DESCRIPTION OF THE TASK
Return each entry exactly, with none missing.

SUPPLIED DATA
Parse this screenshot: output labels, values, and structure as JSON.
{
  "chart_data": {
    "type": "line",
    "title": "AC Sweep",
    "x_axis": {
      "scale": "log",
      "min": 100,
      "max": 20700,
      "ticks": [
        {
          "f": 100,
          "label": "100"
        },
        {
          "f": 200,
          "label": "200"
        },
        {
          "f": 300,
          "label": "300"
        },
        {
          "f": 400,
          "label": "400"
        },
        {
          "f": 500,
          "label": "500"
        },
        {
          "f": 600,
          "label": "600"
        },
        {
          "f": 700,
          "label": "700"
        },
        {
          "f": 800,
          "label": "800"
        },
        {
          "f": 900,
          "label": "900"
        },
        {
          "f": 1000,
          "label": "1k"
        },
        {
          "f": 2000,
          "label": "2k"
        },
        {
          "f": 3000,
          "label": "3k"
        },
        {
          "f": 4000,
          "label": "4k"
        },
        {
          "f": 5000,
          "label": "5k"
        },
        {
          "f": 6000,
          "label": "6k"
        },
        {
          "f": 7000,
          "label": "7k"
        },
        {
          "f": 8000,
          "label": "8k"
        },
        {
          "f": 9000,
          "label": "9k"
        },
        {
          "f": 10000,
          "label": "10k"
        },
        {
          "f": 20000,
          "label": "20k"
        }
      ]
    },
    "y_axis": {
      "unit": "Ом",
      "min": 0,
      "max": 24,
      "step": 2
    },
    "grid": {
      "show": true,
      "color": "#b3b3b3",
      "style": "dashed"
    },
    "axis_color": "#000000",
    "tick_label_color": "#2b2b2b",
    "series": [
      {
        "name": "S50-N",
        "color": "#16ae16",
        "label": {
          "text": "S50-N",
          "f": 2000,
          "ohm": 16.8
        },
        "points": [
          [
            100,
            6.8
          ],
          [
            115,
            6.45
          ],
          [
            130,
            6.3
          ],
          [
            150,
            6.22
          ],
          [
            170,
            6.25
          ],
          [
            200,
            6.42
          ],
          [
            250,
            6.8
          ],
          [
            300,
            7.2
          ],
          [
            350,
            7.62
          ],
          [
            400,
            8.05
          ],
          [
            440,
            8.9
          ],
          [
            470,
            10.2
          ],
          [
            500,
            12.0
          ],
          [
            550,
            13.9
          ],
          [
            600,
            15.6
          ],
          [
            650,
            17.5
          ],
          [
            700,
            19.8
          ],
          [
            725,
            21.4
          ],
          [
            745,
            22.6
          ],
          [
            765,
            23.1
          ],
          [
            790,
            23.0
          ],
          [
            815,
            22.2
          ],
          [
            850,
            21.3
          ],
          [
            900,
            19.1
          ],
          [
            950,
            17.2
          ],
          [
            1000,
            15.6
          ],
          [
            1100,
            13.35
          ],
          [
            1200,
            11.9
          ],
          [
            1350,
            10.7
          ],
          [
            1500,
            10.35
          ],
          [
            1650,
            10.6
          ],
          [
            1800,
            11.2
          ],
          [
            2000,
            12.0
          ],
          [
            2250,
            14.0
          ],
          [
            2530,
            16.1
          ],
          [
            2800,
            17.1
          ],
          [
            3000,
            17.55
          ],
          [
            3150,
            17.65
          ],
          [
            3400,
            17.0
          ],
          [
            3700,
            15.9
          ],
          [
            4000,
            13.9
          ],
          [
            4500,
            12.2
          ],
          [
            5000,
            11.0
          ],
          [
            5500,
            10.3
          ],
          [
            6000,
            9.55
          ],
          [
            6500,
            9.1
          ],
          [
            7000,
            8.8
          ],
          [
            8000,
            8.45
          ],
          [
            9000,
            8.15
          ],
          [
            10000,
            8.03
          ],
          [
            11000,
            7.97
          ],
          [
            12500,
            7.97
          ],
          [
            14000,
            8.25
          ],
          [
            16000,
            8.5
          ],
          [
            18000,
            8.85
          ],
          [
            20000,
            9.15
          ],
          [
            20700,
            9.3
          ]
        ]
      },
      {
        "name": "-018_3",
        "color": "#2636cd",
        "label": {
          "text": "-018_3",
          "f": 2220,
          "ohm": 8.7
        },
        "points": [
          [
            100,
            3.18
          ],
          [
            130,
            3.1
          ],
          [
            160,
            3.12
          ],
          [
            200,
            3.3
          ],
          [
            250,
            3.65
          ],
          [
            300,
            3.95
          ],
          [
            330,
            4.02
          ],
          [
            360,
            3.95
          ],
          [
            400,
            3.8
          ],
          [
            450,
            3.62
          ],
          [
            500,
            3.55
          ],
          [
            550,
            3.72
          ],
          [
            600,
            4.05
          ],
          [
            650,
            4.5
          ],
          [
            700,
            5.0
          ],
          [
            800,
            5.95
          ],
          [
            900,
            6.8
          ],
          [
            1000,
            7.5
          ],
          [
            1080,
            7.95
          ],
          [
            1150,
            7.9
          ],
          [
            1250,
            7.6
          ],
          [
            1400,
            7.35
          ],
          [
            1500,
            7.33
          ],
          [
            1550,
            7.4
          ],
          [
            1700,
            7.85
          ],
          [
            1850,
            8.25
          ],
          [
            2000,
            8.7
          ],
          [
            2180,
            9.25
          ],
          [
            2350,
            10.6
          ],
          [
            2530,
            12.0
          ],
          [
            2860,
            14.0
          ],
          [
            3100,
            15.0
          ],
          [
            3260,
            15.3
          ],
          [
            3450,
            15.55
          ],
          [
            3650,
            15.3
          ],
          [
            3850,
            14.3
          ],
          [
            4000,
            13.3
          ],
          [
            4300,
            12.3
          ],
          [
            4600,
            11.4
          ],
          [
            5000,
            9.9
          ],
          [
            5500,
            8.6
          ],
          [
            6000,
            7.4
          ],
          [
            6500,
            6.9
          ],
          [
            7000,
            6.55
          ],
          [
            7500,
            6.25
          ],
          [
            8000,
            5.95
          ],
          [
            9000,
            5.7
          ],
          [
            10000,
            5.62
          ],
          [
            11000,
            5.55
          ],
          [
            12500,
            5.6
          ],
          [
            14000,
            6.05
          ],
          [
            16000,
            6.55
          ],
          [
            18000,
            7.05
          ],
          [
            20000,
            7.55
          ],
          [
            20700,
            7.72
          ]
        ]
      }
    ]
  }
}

TASK ANSWER
Parse this screenshot: output labels, values, and structure as JSON.
{
  "chart_data": {
    "type": "line",
    "title": "AC Sweep",
    "x_axis": {
      "scale": "log",
      "min": 100,
      "max": 20700,
      "ticks": [
        {
          "f": 100,
          "label": "100"
        },
        {
          "f": 200,
          "label": "200"
        },
        {
          "f": 300,
          "label": "300"
        },
        {
          "f": 400,
          "label": "400"
        },
        {
          "f": 500,
          "label": "500"
        },
        {
          "f": 600,
          "label": "600"
        },
        {
          "f": 700,
          "label": "700"
        },
        {
          "f": 800,
          "label": "800"
        },
        {
          "f": 900,
          "label": "900"
        },
        {
          "f": 1000,
          "label": "1k"
        },
        {
          "f": 2000,
          "label": "2k"
        },
        {
          "f": 3000,
          "label": "3k"
        },
        {
          "f": 4000,
          "label": "4k"
        },
        {
          "f": 5000,
          "label": "5k"
        },
        {
          "f": 6000,
          "label": "6k"
        },
        {
          "f": 7000,
          "label": "7k"
        },
        {
          "f": 8000,
          "label": "8k"
        },
        {
          "f": 9000,
          "label": "9k"
        },
        {
          "f": 10000,
          "label": "10k"
        },
        {
          "f": 20000,
          "label": "20k"
        }
      ]
    },
    "y_axis": {
      "unit": "Ом",
      "min": 0,
      "max": 24,
      "step": 2
    },
    "grid": {
      "show": true,
      "color": "#b3b3b3",
      "style": "dashed"
    },
    "axis_color": "#000000",
    "tick_label_color": "#2b2b2b",
    "series": [
      {
        "name": "S50-N",
        "color": "#16ae16",
        "label": {
          "text": "S50-N",
          "f": 2000,
          "ohm": 16.8
        },
        "points": [
          [
            100,
            6.8
          ],
          [
            115,
            6.45
          ],
          [
            130,
            6.3
          ],
          [
            150,
            6.22
          ],
          [
            170,
            6.25
          ],
          [
            200,
            6.42
          ],
          [
            250,
            6.8
          ],
          [
            300,
            7.2
          ],
          [
            350,
            7.62
          ],
          [
            400,
            8.05
          ],
          [
            440,
            8.9
          ],
          [
            470,
            10.2
          ],
          [
            500,
            12.0
          ],
          [
            550,
            13.9
          ],
          [
            600,
            15.6
          ],
          [
            650,
            17.5
          ],
          [
            700,
            19.8
          ],
          [
            725,
            21.4
          ],
          [
            745,
            22.6
          ],
          [
            765,
            23.1
          ],
          [
            790,
            23.0
          ],
          [
            815,
            22.2
          ],
          [
            850,
            21.3
          ],
          [
            900,
            19.1
          ],
          [
            950,
            17.2
          ],
          [
            1000,
            15.6
          ],
          [
            1100,
            13.35
          ],
          [
            1200,
            11.9
          ],
          [
            1350,
            10.7
          ],
          [
            1500,
            10.35
          ],
          [
            1650,
            10.6
          ],
          [
            1800,
            11.2
          ],
          [
            2000,
            12.0
          ],
          [
            2250,
            14.0
          ],
          [
            2530,
            16.1
          ],
          [
            2800,
            17.1
          ],
          [
            3000,
            17.55
          ],
          [
            3150,
            17.65
          ],
          [
            3400,
            17.0
          ],
          [
            3700,
            15.9
          ],
          [
            4000,
            13.9
          ],
          [
            4500,
            12.2
          ],
          [
            5000,
            11.0
          ],
          [
            5500,
            10.3
          ],
          [
            6000,
            9.55
          ],
          [
            6500,
            9.1
          ],
          [
            7000,
            8.8
          ],
          [
            8000,
            8.45
          ],
          [
            9000,
            8.15
          ],
          [
            10000,
            8.03
          ],
          [
            11000,
            7.97
          ],
          [
            12500,
            7.97
          ],
          [
            14000,
            8.25
          ],
          [
            16000,
            8.5
          ],
          [
            18000,
            8.85
          ],
          [
            20000,
            9.15
          ],
          [
            20700,
            9.3
          ]
        ]
      },
      {
        "name": "-018_3",
        "color": "#2636cd",
        "label": {
          "text": "-018_3",
          "f": 2220,
          "ohm": 8.7
        },
        "points": [
          [
            100,
            3.18
          ],
          [
            130,
            3.1
          ],
          [
            160,
            3.12
          ],
          [
            200,
            3.3
          ],
          [
            250,
            3.65
          ],
          [
            300,
            3.95
          ],
          [
            330,
            4.02
          ],
          [
            360,
            3.95
          ],
          [
            400,
            3.8
          ],
          [
            450,
            3.62
          ],
          [
            500,
            3.55
          ],
          [
            550,
            3.72
          ],
          [
            600,
            4.05
          ],
          [
            650,
            4.5
          ],
          [
            700,
            5.0
          ],
          [
            800,
            5.95
          ],
          [
            900,
            6.8
          ],
          [
            1000,
            7.5
          ],
          [
            1080,
            7.95
          ],
          [
            1150,
            7.9
          ],
          [
            1250,
            7.6
          ],
          [
            1400,
            7.35
          ],
          [
            1500,
            7.33
          ],
          [
            1550,
            7.4
          ],
          [
            1700,
            7.85
          ],
          [
            1850,
            8.25
          ],
          [
            2000,
            8.7
          ],
          [
            2180,
            9.25
          ],
          [
            2350,
            10.6
          ],
          [
            2530,
            12.0
          ],
          [
            2860,
            14.0
          ],
          [
            3100,
            15.0
          ],
          [
            3260,
            15.3
          ],
          [
            3450,
            15.55
          ],
          [
            3650,
            15.3
          ],
          [
            3850,
            14.3
          ],
          [
            4000,
            13.3
          ],
          [
            4300,
            12.3
          ],
          [
            4600,
            11.4
          ],
          [
            5000,
            9.9
          ],
          [
            5500,
            8.6
          ],
          [
            6000,
            7.4
          ],
          [
            6500,
            6.9
          ],
          [
            7000,
            6.55
          ],
          [
            7500,
            6.25
          ],
          [
            8000,
            5.95
          ],
          [
            9000,
            5.7
          ],
          [
            10000,
            5.62
          ],
          [
            11000,
            5.55
          ],
          [
            12500,
            5.6
          ],
          [
            14000,
            6.05
          ],
          [
            16000,
            6.55
          ],
          [
            18000,
            7.05
          ],
          [
            20000,
            7.55
          ],
          [
            20700,
            7.72
          ]
        ]
      }
    ]
  }
}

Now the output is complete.